___ INPUT ___

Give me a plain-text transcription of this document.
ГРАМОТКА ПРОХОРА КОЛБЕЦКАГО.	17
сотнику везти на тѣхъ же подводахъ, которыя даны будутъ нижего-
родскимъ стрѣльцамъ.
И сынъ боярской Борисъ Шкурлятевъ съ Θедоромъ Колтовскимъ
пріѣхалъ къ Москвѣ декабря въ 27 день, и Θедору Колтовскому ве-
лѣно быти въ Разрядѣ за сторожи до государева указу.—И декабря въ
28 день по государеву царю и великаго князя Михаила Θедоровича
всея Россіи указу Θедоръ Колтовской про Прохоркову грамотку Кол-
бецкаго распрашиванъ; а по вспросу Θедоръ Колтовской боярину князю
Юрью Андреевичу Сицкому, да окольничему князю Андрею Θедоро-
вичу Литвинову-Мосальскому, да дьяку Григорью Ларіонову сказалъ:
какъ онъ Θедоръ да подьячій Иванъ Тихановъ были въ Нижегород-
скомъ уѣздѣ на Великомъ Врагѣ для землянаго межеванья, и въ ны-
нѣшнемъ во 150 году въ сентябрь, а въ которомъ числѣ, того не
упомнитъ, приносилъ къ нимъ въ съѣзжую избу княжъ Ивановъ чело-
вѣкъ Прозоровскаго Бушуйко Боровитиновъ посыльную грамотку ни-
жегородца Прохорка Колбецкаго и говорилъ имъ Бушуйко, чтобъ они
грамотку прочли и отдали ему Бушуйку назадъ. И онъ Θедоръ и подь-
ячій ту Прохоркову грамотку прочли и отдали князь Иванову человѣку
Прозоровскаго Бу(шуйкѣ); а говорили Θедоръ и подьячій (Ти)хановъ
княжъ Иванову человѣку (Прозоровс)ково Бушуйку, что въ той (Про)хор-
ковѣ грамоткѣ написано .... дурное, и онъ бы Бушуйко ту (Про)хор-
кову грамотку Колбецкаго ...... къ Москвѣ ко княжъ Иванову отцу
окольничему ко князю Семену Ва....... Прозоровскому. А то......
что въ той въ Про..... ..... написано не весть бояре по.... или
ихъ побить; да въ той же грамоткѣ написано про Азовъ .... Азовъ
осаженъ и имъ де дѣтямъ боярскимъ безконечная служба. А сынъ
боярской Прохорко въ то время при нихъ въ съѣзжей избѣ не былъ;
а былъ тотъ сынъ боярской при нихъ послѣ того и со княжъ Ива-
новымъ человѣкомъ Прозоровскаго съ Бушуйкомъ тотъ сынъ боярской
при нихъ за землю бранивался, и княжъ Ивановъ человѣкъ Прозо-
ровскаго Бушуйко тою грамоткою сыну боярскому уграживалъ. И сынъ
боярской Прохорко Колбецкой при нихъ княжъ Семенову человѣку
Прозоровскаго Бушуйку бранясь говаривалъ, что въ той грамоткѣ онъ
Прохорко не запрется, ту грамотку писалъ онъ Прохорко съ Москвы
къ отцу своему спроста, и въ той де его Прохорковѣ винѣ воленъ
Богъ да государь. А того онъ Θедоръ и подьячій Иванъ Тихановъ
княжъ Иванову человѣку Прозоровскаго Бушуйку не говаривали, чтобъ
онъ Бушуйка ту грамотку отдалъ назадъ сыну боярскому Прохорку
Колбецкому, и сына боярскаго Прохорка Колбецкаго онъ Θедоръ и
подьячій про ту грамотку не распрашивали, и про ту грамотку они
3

___

GIVEN INSTRUCTION
Reproduce every line of the listing above in which the string "Москвѣ" appears.

OUTPUT OF THE TASK
пріѣхалъ къ Москвѣ декабря въ 27 день, и Θедору Колтовскому ве-
кову грамотку Колбецкаго ...... къ Москвѣ ко княжъ Иванову отцу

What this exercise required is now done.